Print out the material that follows word for word.

§ **Given data**
▼
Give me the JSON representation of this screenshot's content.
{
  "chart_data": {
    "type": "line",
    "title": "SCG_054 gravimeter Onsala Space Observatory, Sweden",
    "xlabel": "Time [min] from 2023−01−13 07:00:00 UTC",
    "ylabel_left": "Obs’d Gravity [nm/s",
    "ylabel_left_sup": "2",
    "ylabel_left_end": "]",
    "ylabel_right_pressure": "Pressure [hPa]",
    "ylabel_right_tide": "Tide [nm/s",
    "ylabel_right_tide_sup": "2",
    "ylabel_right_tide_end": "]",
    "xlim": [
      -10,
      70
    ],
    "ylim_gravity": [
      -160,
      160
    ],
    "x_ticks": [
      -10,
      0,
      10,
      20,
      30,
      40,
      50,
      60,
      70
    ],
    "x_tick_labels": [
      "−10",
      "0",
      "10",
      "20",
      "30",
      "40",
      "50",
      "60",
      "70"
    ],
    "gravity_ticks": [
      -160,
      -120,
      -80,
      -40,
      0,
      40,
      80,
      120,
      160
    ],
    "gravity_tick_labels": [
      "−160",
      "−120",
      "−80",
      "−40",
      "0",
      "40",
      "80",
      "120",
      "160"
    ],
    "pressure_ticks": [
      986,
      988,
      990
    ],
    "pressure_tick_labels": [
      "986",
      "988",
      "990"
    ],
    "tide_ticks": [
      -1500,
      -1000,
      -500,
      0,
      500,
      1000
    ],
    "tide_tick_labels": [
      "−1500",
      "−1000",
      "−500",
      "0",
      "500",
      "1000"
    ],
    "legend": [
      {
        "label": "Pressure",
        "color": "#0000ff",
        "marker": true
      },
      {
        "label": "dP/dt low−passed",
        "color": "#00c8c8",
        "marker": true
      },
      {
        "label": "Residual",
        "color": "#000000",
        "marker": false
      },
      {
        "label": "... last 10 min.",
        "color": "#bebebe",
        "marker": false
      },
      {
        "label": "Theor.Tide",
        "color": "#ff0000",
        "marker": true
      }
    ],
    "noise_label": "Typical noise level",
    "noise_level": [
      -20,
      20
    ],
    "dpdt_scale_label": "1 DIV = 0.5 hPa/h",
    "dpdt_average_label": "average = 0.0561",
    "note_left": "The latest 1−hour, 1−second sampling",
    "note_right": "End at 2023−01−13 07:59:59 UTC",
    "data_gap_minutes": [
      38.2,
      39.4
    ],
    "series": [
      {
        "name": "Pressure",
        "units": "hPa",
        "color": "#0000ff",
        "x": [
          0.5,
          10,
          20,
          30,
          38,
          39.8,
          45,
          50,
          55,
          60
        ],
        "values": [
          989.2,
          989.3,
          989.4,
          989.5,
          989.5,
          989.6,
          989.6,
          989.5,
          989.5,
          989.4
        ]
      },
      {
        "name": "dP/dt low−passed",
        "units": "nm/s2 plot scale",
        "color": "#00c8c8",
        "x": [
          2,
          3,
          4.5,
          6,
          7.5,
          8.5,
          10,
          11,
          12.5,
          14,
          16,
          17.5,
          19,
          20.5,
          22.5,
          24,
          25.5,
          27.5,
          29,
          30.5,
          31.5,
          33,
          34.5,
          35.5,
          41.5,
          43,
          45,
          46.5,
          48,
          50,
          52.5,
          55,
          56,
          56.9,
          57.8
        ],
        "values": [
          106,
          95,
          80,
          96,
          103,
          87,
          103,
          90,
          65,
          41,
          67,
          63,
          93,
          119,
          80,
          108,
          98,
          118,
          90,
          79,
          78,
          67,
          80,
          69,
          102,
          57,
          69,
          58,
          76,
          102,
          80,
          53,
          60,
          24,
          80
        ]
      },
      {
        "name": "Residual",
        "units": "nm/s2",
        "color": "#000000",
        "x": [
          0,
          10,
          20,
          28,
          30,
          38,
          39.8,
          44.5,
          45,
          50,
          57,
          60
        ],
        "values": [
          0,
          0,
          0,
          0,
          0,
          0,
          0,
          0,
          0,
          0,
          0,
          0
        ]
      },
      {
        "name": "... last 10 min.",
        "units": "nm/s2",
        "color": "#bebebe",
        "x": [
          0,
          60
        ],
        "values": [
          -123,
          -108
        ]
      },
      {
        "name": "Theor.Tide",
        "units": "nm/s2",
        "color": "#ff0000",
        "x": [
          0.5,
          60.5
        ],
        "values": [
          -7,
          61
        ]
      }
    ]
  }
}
▲
§ **The answer**
Give me the JSON representation of this screenshot's content.
{
  "chart_data": {
    "type": "line",
    "title": "SCG_054 gravimeter Onsala Space Observatory, Sweden",
    "xlabel": "Time [min] from 2023−01−13 07:00:00 UTC",
    "ylabel_left": "Obs’d Gravity [nm/s",
    "ylabel_left_sup": "2",
    "ylabel_left_end": "]",
    "ylabel_right_pressure": "Pressure [hPa]",
    "ylabel_right_tide": "Tide [nm/s",
    "ylabel_right_tide_sup": "2",
    "ylabel_right_tide_end": "]",
    "xlim": [
      -10,
      70
    ],
    "ylim_gravity": [
      -160,
      160
    ],
    "x_ticks": [
      -10,
      0,
      10,
      20,
      30,
      40,
      50,
      60,
      70
    ],
    "x_tick_labels": [
      "−10",
      "0",
      "10",
      "20",
      "30",
      "40",
      "50",
      "60",
      "70"
    ],
    "gravity_ticks": [
      -160,
      -120,
      -80,
      -40,
      0,
      40,
      80,
      120,
      160
    ],
    "gravity_tick_labels": [
      "−160",
      "−120",
      "−80",
      "−40",
      "0",
      "40",
      "80",
      "120",
      "160"
    ],
    "pressure_ticks": [
      986,
      988,
      990
    ],
    "pressure_tick_labels": [
      "986",
      "988",
      "990"
    ],
    "tide_ticks": [
      -1500,
      -1000,
      -500,
      0,
      500,
      1000
    ],
    "tide_tick_labels": [
      "−1500",
      "−1000",
      "−500",
      "0",
      "500",
      "1000"
    ],
    "legend": [
      {
        "label": "Pressure",
        "color": "#0000ff",
        "marker": true
      },
      {
        "label": "dP/dt low−passed",
        "color": "#00c8c8",
        "marker": true
      },
      {
        "label": "Residual",
        "color": "#000000",
        "marker": false
      },
      {
        "label": "... last 10 min.",
        "color": "#bebebe",
        "marker": false
      },
      {
        "label": "Theor.Tide",
        "color": "#ff0000",
        "marker": true
      }
    ],
    "noise_label": "Typical noise level",
    "noise_level": [
      -20,
      20
    ],
    "dpdt_scale_label": "1 DIV = 0.5 hPa/h",
    "dpdt_average_label": "average = 0.0561",
    "note_left": "The latest 1−hour, 1−second sampling",
    "note_right": "End at 2023−01−13 07:59:59 UTC",
    "data_gap_minutes": [
      38.2,
      39.4
    ],
    "series": [
      {
        "name": "Pressure",
        "units": "hPa",
        "color": "#0000ff",
        "x": [
          0.5,
          10,
          20,
          30,
          38,
          39.8,
          45,
          50,
          55,
          60
        ],
        "values": [
          989.2,
          989.3,
          989.4,
          989.5,
          989.5,
          989.6,
          989.6,
          989.5,
          989.5,
          989.4
        ]
      },
      {
        "name": "dP/dt low−passed",
        "units": "nm/s2 plot scale",
        "color": "#00c8c8",
        "x": [
          2,
          3,
          4.5,
          6,
          7.5,
          8.5,
          10,
          11,
          12.5,
          14,
          16,
          17.5,
          19,
          20.5,
          22.5,
          24,
          25.5,
          27.5,
          29,
          30.5,
          31.5,
          33,
          34.5,
          35.5,
          41.5,
          43,
          45,
          46.5,
          48,
          50,
          52.5,
          55,
          56,
          56.9,
          57.8
        ],
        "values": [
          106,
          95,
          80,
          96,
          103,
          87,
          103,
          90,
          65,
          41,
          67,
          63,
          93,
          119,
          80,
          108,
          98,
          118,
          90,
          79,
          78,
          67,
          80,
          69,
          102,
          57,
          69,
          58,
          76,
          102,
          80,
          53,
          60,
          24,
          80
        ]
      },
      {
        "name": "Residual",
        "units": "nm/s2",
        "color": "#000000",
        "x": [
          0,
          10,
          20,
          28,
          30,
          38,
          39.8,
          44.5,
          45,
          50,
          57,
          60
        ],
        "values": [
          0,
          0,
          0,
          0,
          0,
          0,
          0,
          0,
          0,
          0,
          0,
          0
        ]
      },
      {
        "name": "... last 10 min.",
        "units": "nm/s2",
        "color": "#bebebe",
        "x": [
          0,
          60
        ],
        "values": [
          -123,
          -108
        ]
      },
      {
        "name": "Theor.Tide",
        "units": "nm/s2",
        "color": "#ff0000",
        "x": [
          0.5,
          60.5
        ],
        "values": [
          -7,
          61
        ]
      }
    ]
  }
}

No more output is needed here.